(Data tied to figure images)
━━━

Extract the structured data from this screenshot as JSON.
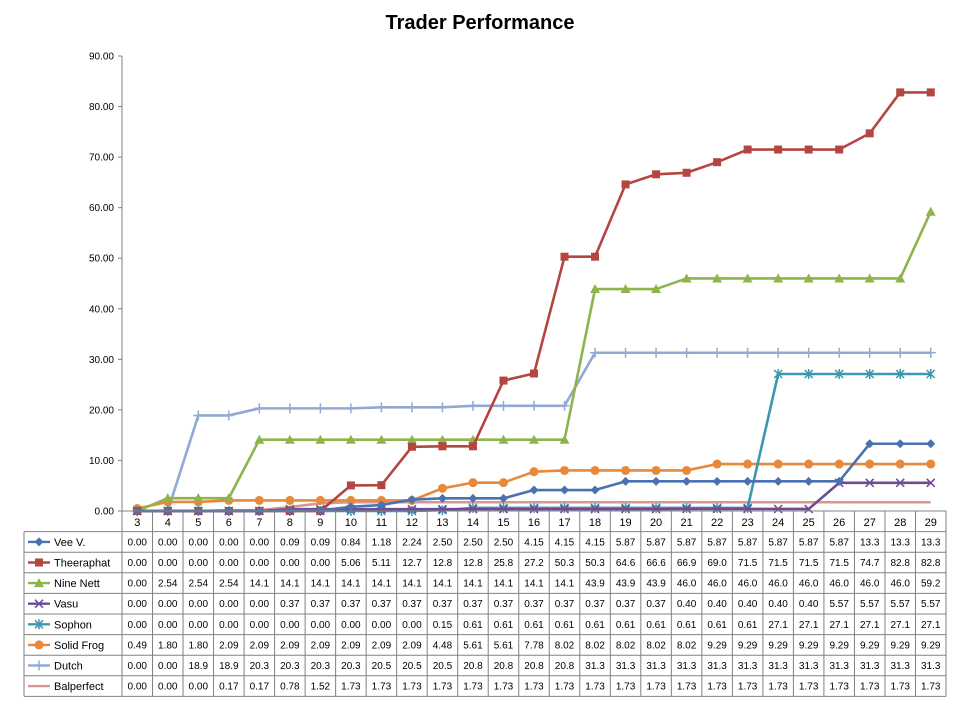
{
  "chart_data": {
    "type": "line",
    "title": "Trader Performance",
    "xlabel": "",
    "ylabel": "",
    "ylim": [
      0,
      90
    ],
    "yticks": [
      "0.00",
      "10.00",
      "20.00",
      "30.00",
      "40.00",
      "50.00",
      "60.00",
      "70.00",
      "80.00",
      "90.00"
    ],
    "grid": false,
    "legend": "data-table",
    "categories": [
      "3",
      "4",
      "5",
      "6",
      "7",
      "8",
      "9",
      "10",
      "11",
      "12",
      "13",
      "14",
      "15",
      "16",
      "17",
      "18",
      "19",
      "20",
      "21",
      "22",
      "23",
      "24",
      "25",
      "26",
      "27",
      "28",
      "29"
    ],
    "series": [
      {
        "name": "Vee V.",
        "color": "#4a72b0",
        "marker": "diamond",
        "labels": [
          "0.00",
          "0.00",
          "0.00",
          "0.00",
          "0.00",
          "0.09",
          "0.09",
          "0.84",
          "1.18",
          "2.24",
          "2.50",
          "2.50",
          "2.50",
          "4.15",
          "4.15",
          "4.15",
          "5.87",
          "5.87",
          "5.87",
          "5.87",
          "5.87",
          "5.87",
          "5.87",
          "5.87",
          "13.3",
          "13.3",
          "13.3"
        ],
        "values": [
          0,
          0,
          0,
          0,
          0,
          0.09,
          0.09,
          0.84,
          1.18,
          2.24,
          2.5,
          2.5,
          2.5,
          4.15,
          4.15,
          4.15,
          5.87,
          5.87,
          5.87,
          5.87,
          5.87,
          5.87,
          5.87,
          5.87,
          13.3,
          13.3,
          13.3
        ]
      },
      {
        "name": "Theeraphat",
        "color": "#b54541",
        "marker": "square",
        "labels": [
          "0.00",
          "0.00",
          "0.00",
          "0.00",
          "0.00",
          "0.00",
          "0.00",
          "5.06",
          "5.11",
          "12.7",
          "12.8",
          "12.8",
          "25.8",
          "27.2",
          "50.3",
          "50.3",
          "64.6",
          "66.6",
          "66.9",
          "69.0",
          "71.5",
          "71.5",
          "71.5",
          "71.5",
          "74.7",
          "82.8",
          "82.8"
        ],
        "values": [
          0,
          0,
          0,
          0,
          0,
          0,
          0,
          5.06,
          5.11,
          12.7,
          12.8,
          12.8,
          25.8,
          27.2,
          50.3,
          50.3,
          64.6,
          66.6,
          66.9,
          69.0,
          71.5,
          71.5,
          71.5,
          71.5,
          74.7,
          82.8,
          82.8
        ]
      },
      {
        "name": "Nine Nett",
        "color": "#8eb44c",
        "marker": "triangle",
        "labels": [
          "0.00",
          "2.54",
          "2.54",
          "2.54",
          "14.1",
          "14.1",
          "14.1",
          "14.1",
          "14.1",
          "14.1",
          "14.1",
          "14.1",
          "14.1",
          "14.1",
          "14.1",
          "43.9",
          "43.9",
          "43.9",
          "46.0",
          "46.0",
          "46.0",
          "46.0",
          "46.0",
          "46.0",
          "46.0",
          "46.0",
          "59.2"
        ],
        "values": [
          0,
          2.54,
          2.54,
          2.54,
          14.1,
          14.1,
          14.1,
          14.1,
          14.1,
          14.1,
          14.1,
          14.1,
          14.1,
          14.1,
          14.1,
          43.9,
          43.9,
          43.9,
          46.0,
          46.0,
          46.0,
          46.0,
          46.0,
          46.0,
          46.0,
          46.0,
          59.2
        ]
      },
      {
        "name": "Vasu",
        "color": "#6e4b95",
        "marker": "x",
        "labels": [
          "0.00",
          "0.00",
          "0.00",
          "0.00",
          "0.00",
          "0.37",
          "0.37",
          "0.37",
          "0.37",
          "0.37",
          "0.37",
          "0.37",
          "0.37",
          "0.37",
          "0.37",
          "0.37",
          "0.37",
          "0.37",
          "0.40",
          "0.40",
          "0.40",
          "0.40",
          "0.40",
          "5.57",
          "5.57",
          "5.57",
          "5.57"
        ],
        "values": [
          0,
          0,
          0,
          0,
          0,
          0.37,
          0.37,
          0.37,
          0.37,
          0.37,
          0.37,
          0.37,
          0.37,
          0.37,
          0.37,
          0.37,
          0.37,
          0.37,
          0.4,
          0.4,
          0.4,
          0.4,
          0.4,
          5.57,
          5.57,
          5.57,
          5.57
        ]
      },
      {
        "name": "Sophon",
        "color": "#3d97ad",
        "marker": "star",
        "labels": [
          "0.00",
          "0.00",
          "0.00",
          "0.00",
          "0.00",
          "0.00",
          "0.00",
          "0.00",
          "0.00",
          "0.00",
          "0.15",
          "0.61",
          "0.61",
          "0.61",
          "0.61",
          "0.61",
          "0.61",
          "0.61",
          "0.61",
          "0.61",
          "0.61",
          "27.1",
          "27.1",
          "27.1",
          "27.1",
          "27.1",
          "27.1"
        ],
        "values": [
          0,
          0,
          0,
          0,
          0,
          0,
          0,
          0,
          0,
          0,
          0.15,
          0.61,
          0.61,
          0.61,
          0.61,
          0.61,
          0.61,
          0.61,
          0.61,
          0.61,
          0.61,
          27.1,
          27.1,
          27.1,
          27.1,
          27.1,
          27.1
        ]
      },
      {
        "name": "Solid Frog",
        "color": "#e8883a",
        "marker": "circle",
        "labels": [
          "0.49",
          "1.80",
          "1.80",
          "2.09",
          "2.09",
          "2.09",
          "2.09",
          "2.09",
          "2.09",
          "2.09",
          "4.48",
          "5.61",
          "5.61",
          "7.78",
          "8.02",
          "8.02",
          "8.02",
          "8.02",
          "8.02",
          "9.29",
          "9.29",
          "9.29",
          "9.29",
          "9.29",
          "9.29",
          "9.29",
          "9.29"
        ],
        "values": [
          0.49,
          1.8,
          1.8,
          2.09,
          2.09,
          2.09,
          2.09,
          2.09,
          2.09,
          2.09,
          4.48,
          5.61,
          5.61,
          7.78,
          8.02,
          8.02,
          8.02,
          8.02,
          8.02,
          9.29,
          9.29,
          9.29,
          9.29,
          9.29,
          9.29,
          9.29,
          9.29
        ]
      },
      {
        "name": "Dutch",
        "color": "#92a9d4",
        "marker": "plus",
        "labels": [
          "0.00",
          "0.00",
          "18.9",
          "18.9",
          "20.3",
          "20.3",
          "20.3",
          "20.3",
          "20.5",
          "20.5",
          "20.5",
          "20.8",
          "20.8",
          "20.8",
          "20.8",
          "31.3",
          "31.3",
          "31.3",
          "31.3",
          "31.3",
          "31.3",
          "31.3",
          "31.3",
          "31.3",
          "31.3",
          "31.3",
          "31.3"
        ],
        "values": [
          0,
          0,
          18.9,
          18.9,
          20.3,
          20.3,
          20.3,
          20.3,
          20.5,
          20.5,
          20.5,
          20.8,
          20.8,
          20.8,
          20.8,
          31.3,
          31.3,
          31.3,
          31.3,
          31.3,
          31.3,
          31.3,
          31.3,
          31.3,
          31.3,
          31.3,
          31.3
        ]
      },
      {
        "name": "Balperfect",
        "color": "#d99694",
        "marker": "none",
        "labels": [
          "0.00",
          "0.00",
          "0.00",
          "0.17",
          "0.17",
          "0.78",
          "1.52",
          "1.73",
          "1.73",
          "1.73",
          "1.73",
          "1.73",
          "1.73",
          "1.73",
          "1.73",
          "1.73",
          "1.73",
          "1.73",
          "1.73",
          "1.73",
          "1.73",
          "1.73",
          "1.73",
          "1.73",
          "1.73",
          "1.73",
          "1.73"
        ],
        "values": [
          0,
          0,
          0,
          0.17,
          0.17,
          0.78,
          1.52,
          1.73,
          1.73,
          1.73,
          1.73,
          1.73,
          1.73,
          1.73,
          1.73,
          1.73,
          1.73,
          1.73,
          1.73,
          1.73,
          1.73,
          1.73,
          1.73,
          1.73,
          1.73,
          1.73,
          1.73
        ]
      }
    ]
  }
}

━━━

> Aim
Look through the listing above. Pick out each line with "name" and copy it.

> Expected answer
        "name": "Vee V.",
        "name": "Theeraphat",
        "name": "Nine Nett",
        "name": "Vasu",
        "name": "Sophon",
        "name": "Solid Frog",
        "name": "Dutch",
        "name": "Balperfect",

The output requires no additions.